* SET PROBLEM *
Whenever a line below holds the word "liikevaihto", copy that line.

* GIVEN RECORDS *
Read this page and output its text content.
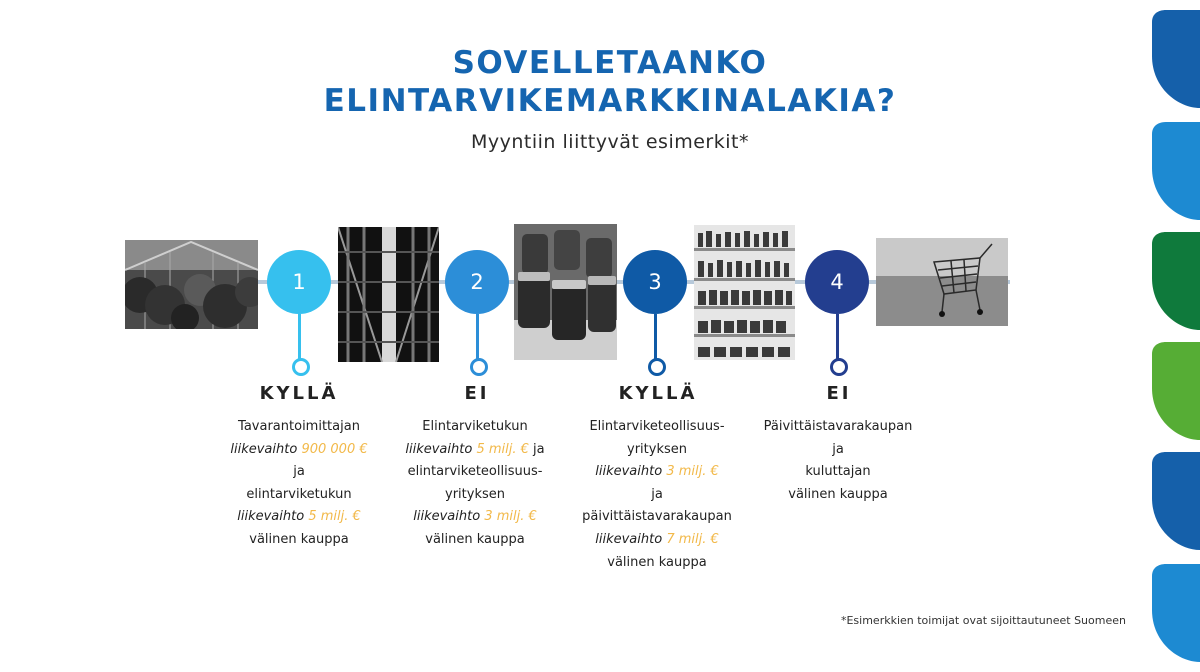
SOVELLETAANKO
ELINTARVIKEMARKKINALAKIA?
Myyntiin liittyvät esimerkit*
1
KYLLÄ
Tavarantoimittajan
liikevaihto 900 000 €
ja
elintarviketukun
liikevaihto 5 milj. €
välinen kauppa
2
EI
Elintarviketukun
liikevaihto 5 milj. € ja
elintarviketeollisuus-
yrityksen
liikevaihto 3 milj. €
välinen kauppa
3
KYLLÄ
Elintarviketeollisuus-
yrityksen
liikevaihto 3 milj. €
ja
päivittäistavarakaupan
liikevaihto 7 milj. €
välinen kauppa
4
EI
Päivittäistavarakaupan
ja
kuluttajan
välinen kauppa
*Esimerkkien toimijat ovat sijoittautuneet Suomeen
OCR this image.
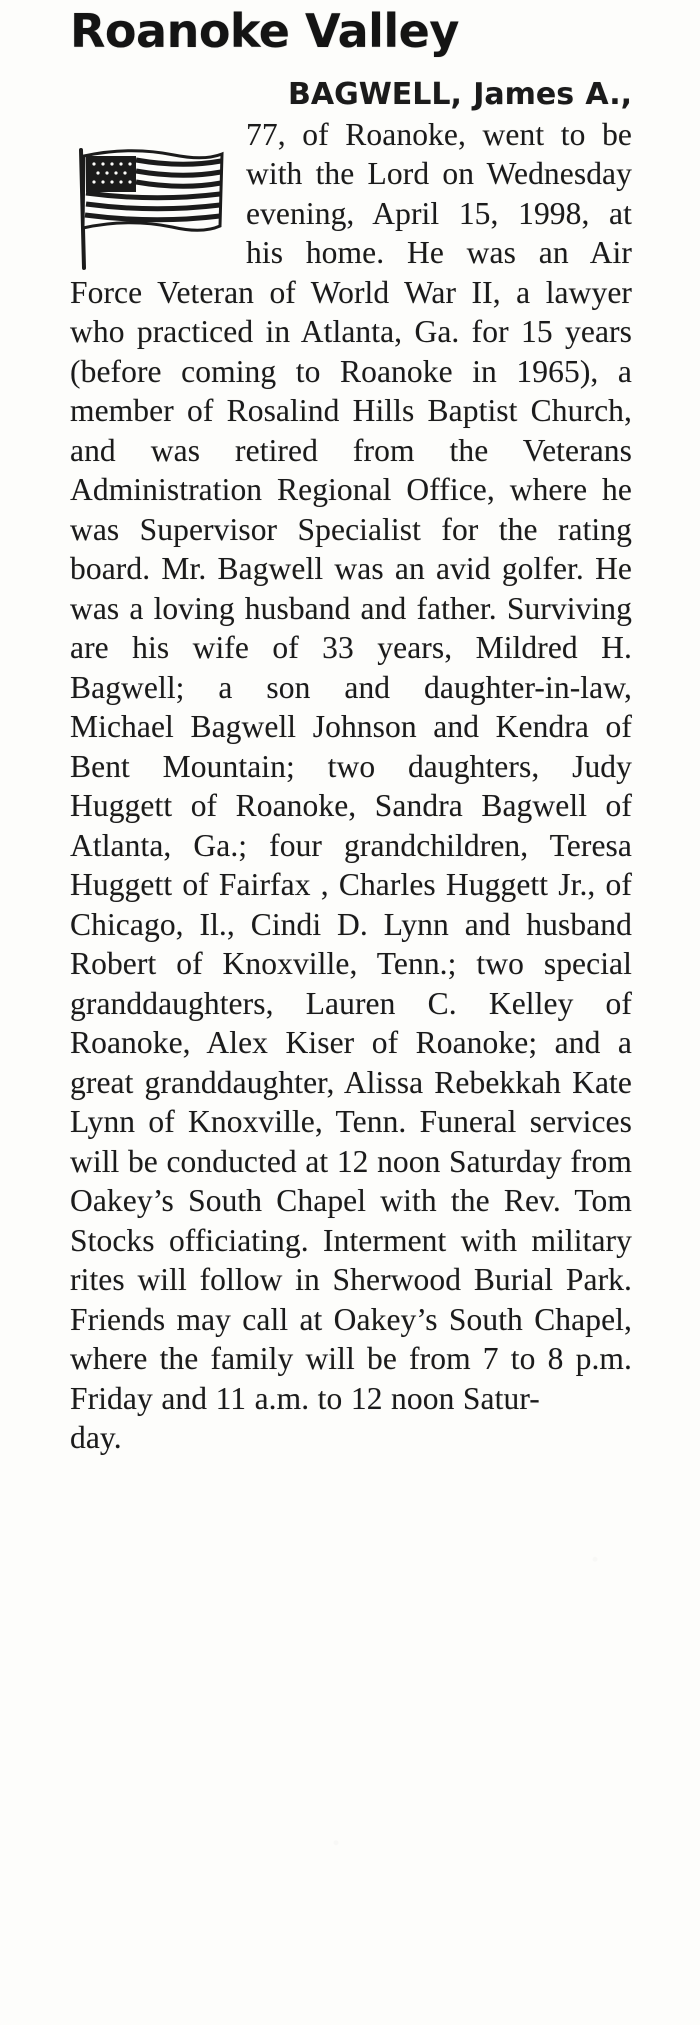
Roanoke Valley
BAGWELL, James A., 77, of Roanoke, went to be with the Lord on Wednesday evening, April 15, 1998, at his home. He was an Air Force Veteran of World War II, a lawyer who practiced in Atlanta, Ga. for 15 years (before coming to Roanoke in 1965), a member of Rosalind Hills Baptist Church, and was retired from the Veterans Administration Regional Office, where he was Supervisor Specialist for the rating board. Mr. Bagwell was an avid golfer. He was a loving husband and father. Surviving are his wife of 33 years, Mildred H. Bagwell; a son and daughter-in-law, Michael Bagwell Johnson and Kendra of Bent Mountain; two daughters, Judy Huggett of Roanoke, Sandra Bagwell of Atlanta, Ga.; four grandchildren, Teresa Huggett of Fairfax , Charles Huggett Jr., of Chicago, Il., Cindi D. Lynn and husband Robert of Knoxville, Tenn.; two special granddaughters, Lauren C. Kelley of Roanoke, Alex Kiser of Roanoke; and a great granddaughter, Alissa Rebekkah Kate Lynn of Knoxville, Tenn. Funeral services will be conducted at 12 noon Saturday from Oakey’s South Chapel with the Rev. Tom Stocks officiating. Interment with military rites will follow in Sherwood Burial Park. Friends may call at Oakey’s South Chapel, where the family will be from 7 to 8 p.m. Friday and 11 a.m. to 12 noon Satur-
day.
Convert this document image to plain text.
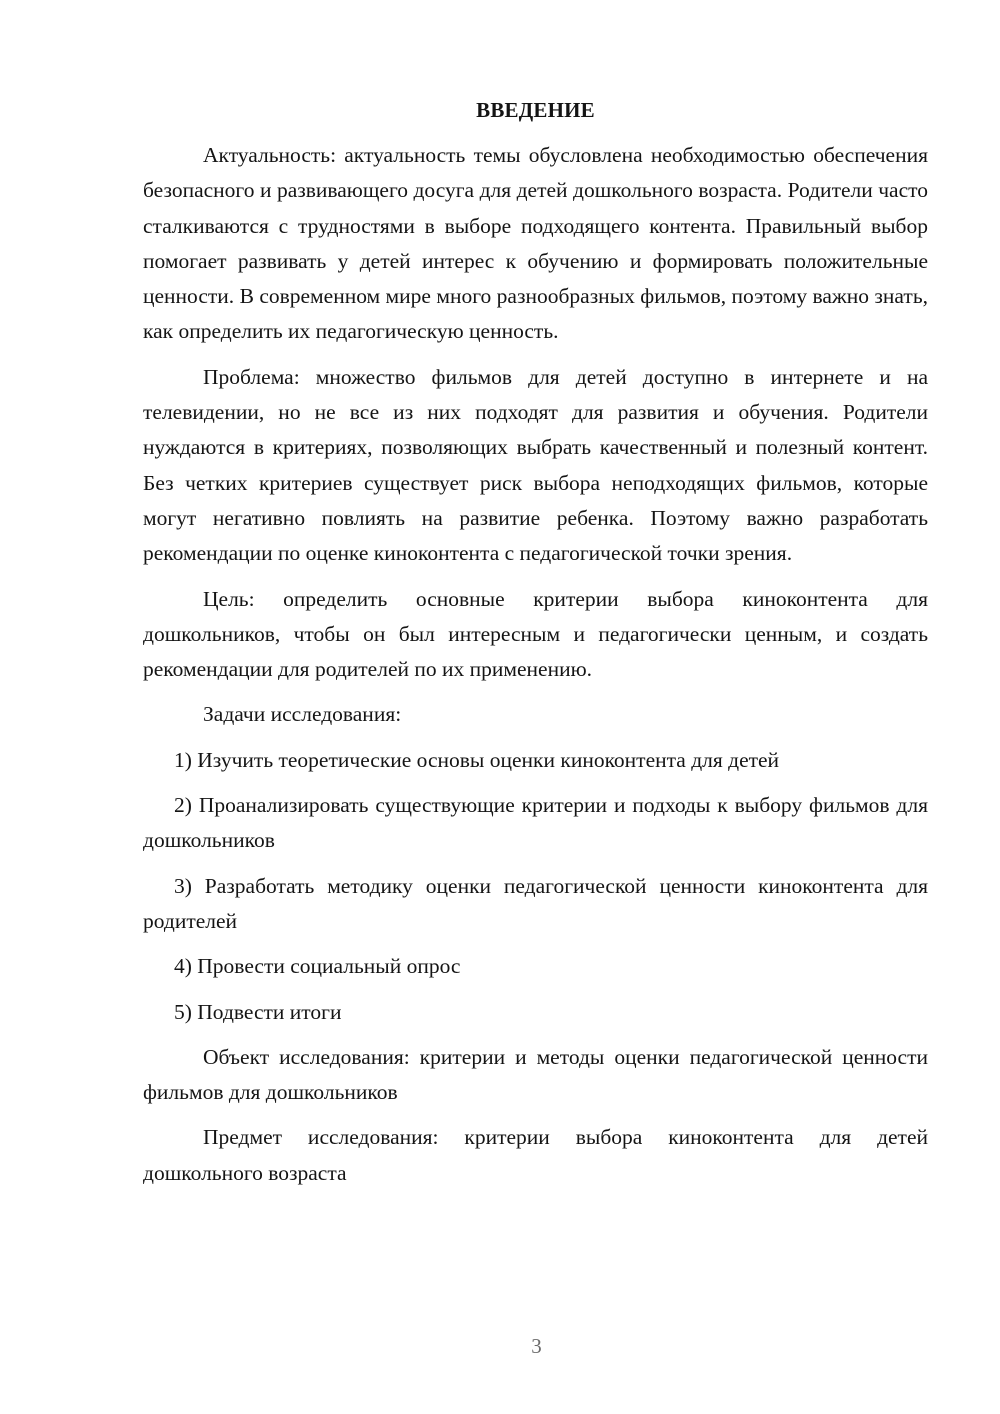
ВВЕДЕНИЕ

Актуальность: актуальность темы обусловлена необходимостью обеспечения безопасного и развивающего досуга для детей дошкольного возраста. Родители часто сталкиваются с трудностями в выборе подходящего контента. Правильный выбор помогает развивать у детей интерес к обучению и формировать положительные ценности. В современном мире много разнообразных фильмов, поэтому важно знать, как определить их педагогическую ценность.

Проблема: множество фильмов для детей доступно в интернете и на телевидении, но не все из них подходят для развития и обучения. Родители нуждаются в критериях, позволяющих выбрать качественный и полезный контент. Без четких критериев существует риск выбора неподходящих фильмов, которые могут негативно повлиять на развитие ребенка. Поэтому важно разработать рекомендации по оценке киноконтента с педагогической точки зрения.

Цель: определить основные критерии выбора киноконтента для дошкольников, чтобы он был интересным и педагогически ценным, и создать рекомендации для родителей по их применению.

Задачи исследования:

1) Изучить теоретические основы оценки киноконтента для детей

2) Проанализировать существующие критерии и подходы к выбору фильмов для дошкольников

3) Разработать методику оценки педагогической ценности киноконтента для родителей

4) Провести социальный опрос

5) Подвести итоги

Объект исследования: критерии и методы оценки педагогической ценности фильмов для дошкольников

Предмет исследования: критерии выбора киноконтента для детей дошкольного возраста

3
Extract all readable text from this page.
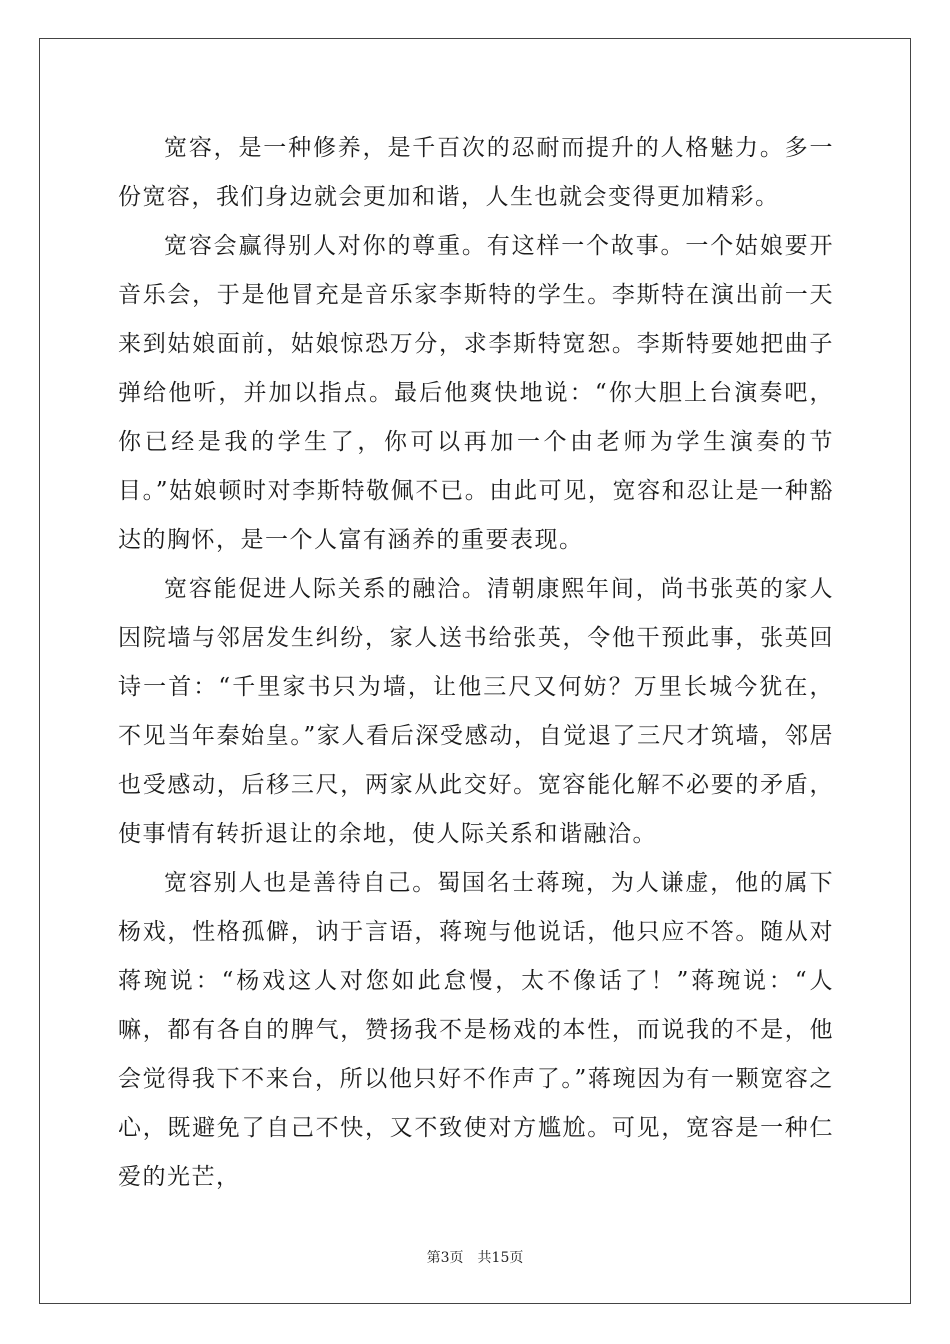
宽容，是一种修养，是千百次的忍耐而提升的人格魅力。多一份宽容，我们身边就会更加和谐，人生也就会变得更加精彩。

宽容会赢得别人对你的尊重。有这样一个故事。一个姑娘要开音乐会，于是他冒充是音乐家李斯特的学生。李斯特在演出前一天来到姑娘面前，姑娘惊恐万分，求李斯特宽恕。李斯特要她把曲子弹给他听，并加以指点。最后他爽快地说：“你大胆上台演奏吧，你已经是我的学生了，你可以再加一个由老师为学生演奏的节目。”姑娘顿时对李斯特敬佩不已。由此可见，宽容和忍让是一种豁达的胸怀，是一个人富有涵养的重要表现。

宽容能促进人际关系的融洽。清朝康熙年间，尚书张英的家人因院墙与邻居发生纠纷，家人送书给张英，令他干预此事，张英回诗一首：“千里家书只为墙，让他三尺又何妨？万里长城今犹在，不见当年秦始皇。”家人看后深受感动，自觉退了三尺才筑墙，邻居也受感动，后移三尺，两家从此交好。宽容能化解不必要的矛盾，使事情有转折退让的余地，使人际关系和谐融洽。

宽容别人也是善待自己。蜀国名士蒋琬，为人谦虚，他的属下杨戏，性格孤僻，讷于言语，蒋琬与他说话，他只应不答。随从对蒋琬说：“杨戏这人对您如此怠慢，太不像话了！”蒋琬说：“人嘛，都有各自的脾气，赞扬我不是杨戏的本性，而说我的不是，他会觉得我下不来台，所以他只好不作声了。”蒋琬因为有一颗宽容之心，既避免了自己不快，又不致使对方尴尬。可见，宽容是一种仁爱的光芒，

第3页　共15页
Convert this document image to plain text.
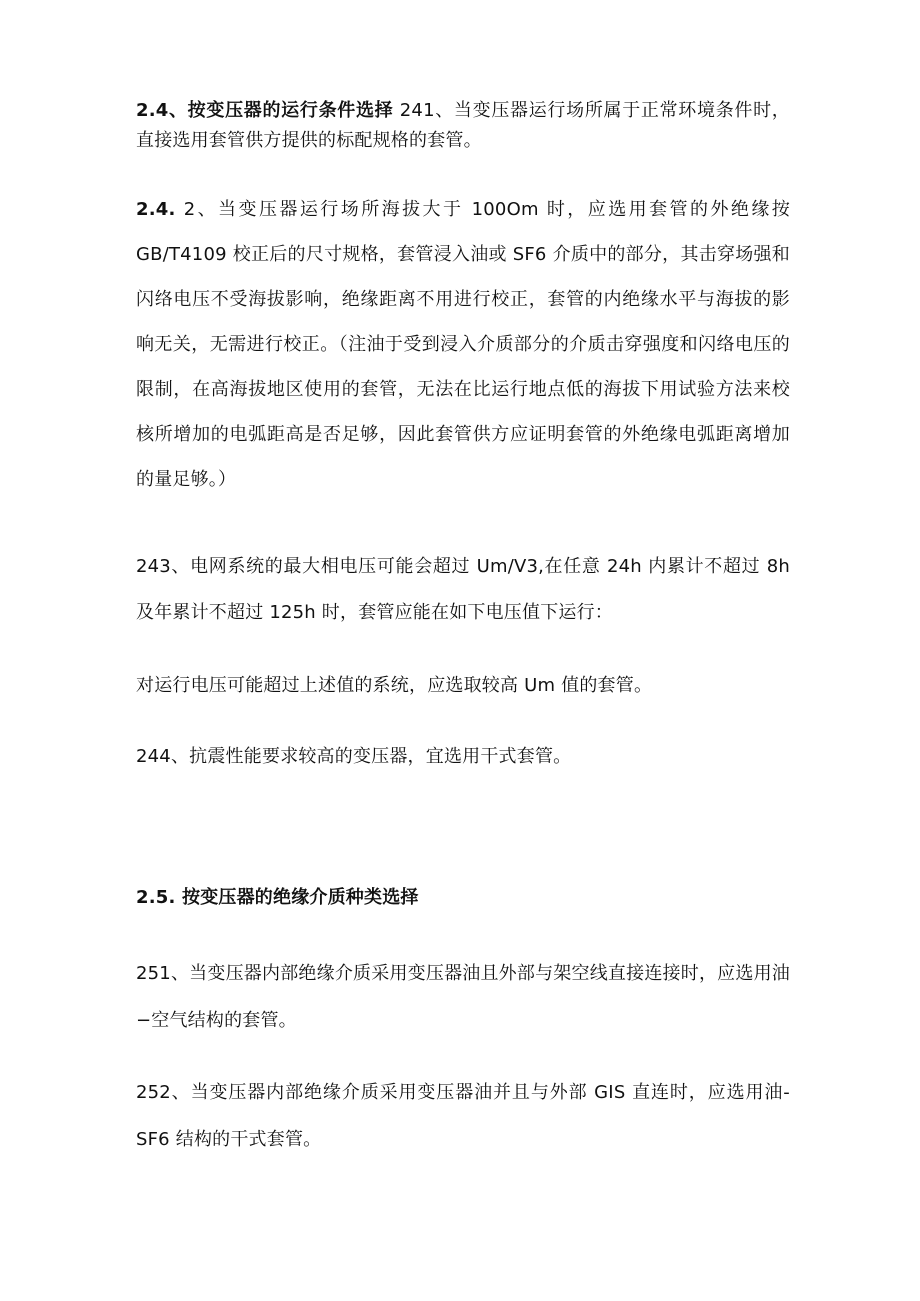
2.4、按变压器的运行条件选择 241、当变压器运行场所属于正常环境条件时，直接选用套管供方提供的标配规格的套管。

2.4. 2、当变压器运行场所海拔大于 100Om 时，应选用套管的外绝缘按 GB/T4109 校正后的尺寸规格，套管浸入油或 SF6 介质中的部分，其击穿场强和闪络电压不受海拔影响，绝缘距离不用进行校正，套管的内绝缘水平与海拔的影响无关，无需进行校正。（注油于受到浸入介质部分的介质击穿强度和闪络电压的限制，在高海拔地区使用的套管，无法在比运行地点低的海拔下用试验方法来校核所增加的电弧距高是否足够，因此套管供方应证明套管的外绝缘电弧距离增加的量足够。）

243、电网系统的最大相电压可能会超过 Um/V3,在任意 24h 内累计不超过 8h 及年累计不超过 125h 时，套管应能在如下电压值下运行：

对运行电压可能超过上述值的系统，应选取较高 Um 值的套管。

244、抗震性能要求较高的变压器，宜选用干式套管。

2.5. 按变压器的绝缘介质种类选择

251、当变压器内部绝缘介质采用变压器油且外部与架空线直接连接时，应选用油−空气结构的套管。

252、当变压器内部绝缘介质采用变压器油并且与外部 GIS 直连时，应选用油-SF6 结构的干式套管。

* SOLUTION TO THIS PROBLEM *
liikevaihto 900 000 €
liikevaihto 5 milj. €
liikevaihto 5 milj. € ja
liikevaihto 3 milj. €
liikevaihto 3 milj. €
liikevaihto 7 milj. €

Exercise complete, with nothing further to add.